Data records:
-.-.-

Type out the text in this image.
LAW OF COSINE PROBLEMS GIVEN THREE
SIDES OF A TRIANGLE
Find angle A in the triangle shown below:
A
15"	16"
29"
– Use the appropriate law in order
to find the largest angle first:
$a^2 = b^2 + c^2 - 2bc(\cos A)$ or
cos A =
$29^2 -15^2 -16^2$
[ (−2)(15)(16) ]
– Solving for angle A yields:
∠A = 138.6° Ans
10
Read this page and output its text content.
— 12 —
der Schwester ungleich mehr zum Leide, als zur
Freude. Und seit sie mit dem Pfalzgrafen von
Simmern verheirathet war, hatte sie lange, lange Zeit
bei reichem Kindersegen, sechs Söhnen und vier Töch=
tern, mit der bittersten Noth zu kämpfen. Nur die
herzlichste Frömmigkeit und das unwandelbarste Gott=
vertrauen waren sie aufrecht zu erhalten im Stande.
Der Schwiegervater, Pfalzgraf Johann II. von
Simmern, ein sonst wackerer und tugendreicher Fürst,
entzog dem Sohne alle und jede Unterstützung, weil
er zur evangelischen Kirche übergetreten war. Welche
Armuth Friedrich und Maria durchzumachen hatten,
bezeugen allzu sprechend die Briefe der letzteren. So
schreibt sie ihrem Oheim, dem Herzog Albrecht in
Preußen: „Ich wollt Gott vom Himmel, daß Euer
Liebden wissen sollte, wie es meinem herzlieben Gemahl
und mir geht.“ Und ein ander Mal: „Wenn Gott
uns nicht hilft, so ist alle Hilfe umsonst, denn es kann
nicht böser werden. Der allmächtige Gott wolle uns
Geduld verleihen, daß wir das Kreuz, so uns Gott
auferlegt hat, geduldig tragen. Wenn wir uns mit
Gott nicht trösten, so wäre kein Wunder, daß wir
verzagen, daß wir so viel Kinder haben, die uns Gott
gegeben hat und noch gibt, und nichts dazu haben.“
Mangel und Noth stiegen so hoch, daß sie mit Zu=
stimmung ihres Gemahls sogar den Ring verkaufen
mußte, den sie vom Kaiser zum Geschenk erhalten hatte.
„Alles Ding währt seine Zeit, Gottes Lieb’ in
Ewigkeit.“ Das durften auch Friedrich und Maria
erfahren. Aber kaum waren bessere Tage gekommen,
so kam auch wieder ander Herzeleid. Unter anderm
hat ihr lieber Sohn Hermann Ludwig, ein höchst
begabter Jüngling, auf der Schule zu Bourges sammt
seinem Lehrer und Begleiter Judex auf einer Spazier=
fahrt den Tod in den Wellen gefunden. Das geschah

-.-.-

Goal of the exercise = Going through the data above, count the lines where the string "erhalten" appears, and answer with only that number.

Response to the exercise = 2